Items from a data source

__________________________________________________

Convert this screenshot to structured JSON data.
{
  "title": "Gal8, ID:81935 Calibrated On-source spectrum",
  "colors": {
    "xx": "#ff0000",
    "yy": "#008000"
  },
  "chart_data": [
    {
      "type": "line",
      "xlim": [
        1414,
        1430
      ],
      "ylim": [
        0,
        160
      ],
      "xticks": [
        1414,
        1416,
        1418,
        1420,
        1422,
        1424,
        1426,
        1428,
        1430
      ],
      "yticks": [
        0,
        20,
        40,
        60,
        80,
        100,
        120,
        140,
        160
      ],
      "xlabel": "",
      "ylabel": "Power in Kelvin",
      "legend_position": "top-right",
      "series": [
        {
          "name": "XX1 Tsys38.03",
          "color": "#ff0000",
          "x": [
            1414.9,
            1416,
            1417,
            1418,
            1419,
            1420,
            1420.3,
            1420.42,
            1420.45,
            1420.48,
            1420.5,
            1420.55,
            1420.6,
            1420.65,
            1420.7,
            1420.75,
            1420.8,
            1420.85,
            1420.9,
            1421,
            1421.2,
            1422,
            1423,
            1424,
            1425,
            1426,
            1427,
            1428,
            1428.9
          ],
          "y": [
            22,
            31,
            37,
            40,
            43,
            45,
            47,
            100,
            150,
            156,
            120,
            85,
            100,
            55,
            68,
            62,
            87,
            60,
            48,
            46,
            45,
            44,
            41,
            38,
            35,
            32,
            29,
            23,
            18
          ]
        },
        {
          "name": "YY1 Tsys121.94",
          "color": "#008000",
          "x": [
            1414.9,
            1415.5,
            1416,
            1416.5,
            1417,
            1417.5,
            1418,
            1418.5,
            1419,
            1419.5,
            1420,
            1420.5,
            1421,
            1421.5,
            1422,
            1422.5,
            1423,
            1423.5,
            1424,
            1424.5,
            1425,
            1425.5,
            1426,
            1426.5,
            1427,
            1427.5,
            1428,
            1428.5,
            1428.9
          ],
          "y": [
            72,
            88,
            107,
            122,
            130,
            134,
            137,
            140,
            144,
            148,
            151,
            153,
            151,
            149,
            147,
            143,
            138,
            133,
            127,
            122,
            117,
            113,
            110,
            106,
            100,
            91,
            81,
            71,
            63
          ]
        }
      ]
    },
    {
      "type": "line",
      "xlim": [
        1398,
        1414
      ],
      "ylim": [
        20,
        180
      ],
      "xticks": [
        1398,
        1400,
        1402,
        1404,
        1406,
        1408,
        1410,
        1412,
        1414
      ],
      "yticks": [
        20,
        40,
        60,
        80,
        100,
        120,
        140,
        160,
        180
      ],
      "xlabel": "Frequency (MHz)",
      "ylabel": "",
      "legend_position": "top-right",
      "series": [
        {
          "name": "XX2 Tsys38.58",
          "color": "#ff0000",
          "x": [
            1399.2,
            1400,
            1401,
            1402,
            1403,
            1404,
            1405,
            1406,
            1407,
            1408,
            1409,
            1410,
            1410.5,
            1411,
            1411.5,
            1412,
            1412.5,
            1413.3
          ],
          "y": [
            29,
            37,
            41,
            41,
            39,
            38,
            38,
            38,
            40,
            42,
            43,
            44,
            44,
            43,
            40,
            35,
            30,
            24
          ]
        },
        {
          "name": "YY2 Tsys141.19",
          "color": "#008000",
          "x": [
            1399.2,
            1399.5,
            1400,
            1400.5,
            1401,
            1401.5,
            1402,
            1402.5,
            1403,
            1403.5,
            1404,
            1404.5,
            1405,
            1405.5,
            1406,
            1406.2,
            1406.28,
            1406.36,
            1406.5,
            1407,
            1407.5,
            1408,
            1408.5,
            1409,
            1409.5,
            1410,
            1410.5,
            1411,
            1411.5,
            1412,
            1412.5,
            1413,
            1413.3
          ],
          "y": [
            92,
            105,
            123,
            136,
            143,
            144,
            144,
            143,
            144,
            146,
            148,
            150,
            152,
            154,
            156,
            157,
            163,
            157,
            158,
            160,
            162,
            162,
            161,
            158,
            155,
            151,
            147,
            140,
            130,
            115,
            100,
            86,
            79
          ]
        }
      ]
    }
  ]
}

__________________________________________________

◆ Written task: Print the records once more, exactly as they were given.

◆ Solution to this problem:
Convert this screenshot to structured JSON data.
{
  "title": "Gal8, ID:81935 Calibrated On-source spectrum",
  "colors": {
    "xx": "#ff0000",
    "yy": "#008000"
  },
  "chart_data": [
    {
      "type": "line",
      "xlim": [
        1414,
        1430
      ],
      "ylim": [
        0,
        160
      ],
      "xticks": [
        1414,
        1416,
        1418,
        1420,
        1422,
        1424,
        1426,
        1428,
        1430
      ],
      "yticks": [
        0,
        20,
        40,
        60,
        80,
        100,
        120,
        140,
        160
      ],
      "xlabel": "",
      "ylabel": "Power in Kelvin",
      "legend_position": "top-right",
      "series": [
        {
          "name": "XX1 Tsys38.03",
          "color": "#ff0000",
          "x": [
            1414.9,
            1416,
            1417,
            1418,
            1419,
            1420,
            1420.3,
            1420.42,
            1420.45,
            1420.48,
            1420.5,
            1420.55,
            1420.6,
            1420.65,
            1420.7,
            1420.75,
            1420.8,
            1420.85,
            1420.9,
            1421,
            1421.2,
            1422,
            1423,
            1424,
            1425,
            1426,
            1427,
            1428,
            1428.9
          ],
          "y": [
            22,
            31,
            37,
            40,
            43,
            45,
            47,
            100,
            150,
            156,
            120,
            85,
            100,
            55,
            68,
            62,
            87,
            60,
            48,
            46,
            45,
            44,
            41,
            38,
            35,
            32,
            29,
            23,
            18
          ]
        },
        {
          "name": "YY1 Tsys121.94",
          "color": "#008000",
          "x": [
            1414.9,
            1415.5,
            1416,
            1416.5,
            1417,
            1417.5,
            1418,
            1418.5,
            1419,
            1419.5,
            1420,
            1420.5,
            1421,
            1421.5,
            1422,
            1422.5,
            1423,
            1423.5,
            1424,
            1424.5,
            1425,
            1425.5,
            1426,
            1426.5,
            1427,
            1427.5,
            1428,
            1428.5,
            1428.9
          ],
          "y": [
            72,
            88,
            107,
            122,
            130,
            134,
            137,
            140,
            144,
            148,
            151,
            153,
            151,
            149,
            147,
            143,
            138,
            133,
            127,
            122,
            117,
            113,
            110,
            106,
            100,
            91,
            81,
            71,
            63
          ]
        }
      ]
    },
    {
      "type": "line",
      "xlim": [
        1398,
        1414
      ],
      "ylim": [
        20,
        180
      ],
      "xticks": [
        1398,
        1400,
        1402,
        1404,
        1406,
        1408,
        1410,
        1412,
        1414
      ],
      "yticks": [
        20,
        40,
        60,
        80,
        100,
        120,
        140,
        160,
        180
      ],
      "xlabel": "Frequency (MHz)",
      "ylabel": "",
      "legend_position": "top-right",
      "series": [
        {
          "name": "XX2 Tsys38.58",
          "color": "#ff0000",
          "x": [
            1399.2,
            1400,
            1401,
            1402,
            1403,
            1404,
            1405,
            1406,
            1407,
            1408,
            1409,
            1410,
            1410.5,
            1411,
            1411.5,
            1412,
            1412.5,
            1413.3
          ],
          "y": [
            29,
            37,
            41,
            41,
            39,
            38,
            38,
            38,
            40,
            42,
            43,
            44,
            44,
            43,
            40,
            35,
            30,
            24
          ]
        },
        {
          "name": "YY2 Tsys141.19",
          "color": "#008000",
          "x": [
            1399.2,
            1399.5,
            1400,
            1400.5,
            1401,
            1401.5,
            1402,
            1402.5,
            1403,
            1403.5,
            1404,
            1404.5,
            1405,
            1405.5,
            1406,
            1406.2,
            1406.28,
            1406.36,
            1406.5,
            1407,
            1407.5,
            1408,
            1408.5,
            1409,
            1409.5,
            1410,
            1410.5,
            1411,
            1411.5,
            1412,
            1412.5,
            1413,
            1413.3
          ],
          "y": [
            92,
            105,
            123,
            136,
            143,
            144,
            144,
            143,
            144,
            146,
            148,
            150,
            152,
            154,
            156,
            157,
            163,
            157,
            158,
            160,
            162,
            162,
            161,
            158,
            155,
            151,
            147,
            140,
            130,
            115,
            100,
            86,
            79
          ]
        }
      ]
    }
  ]
}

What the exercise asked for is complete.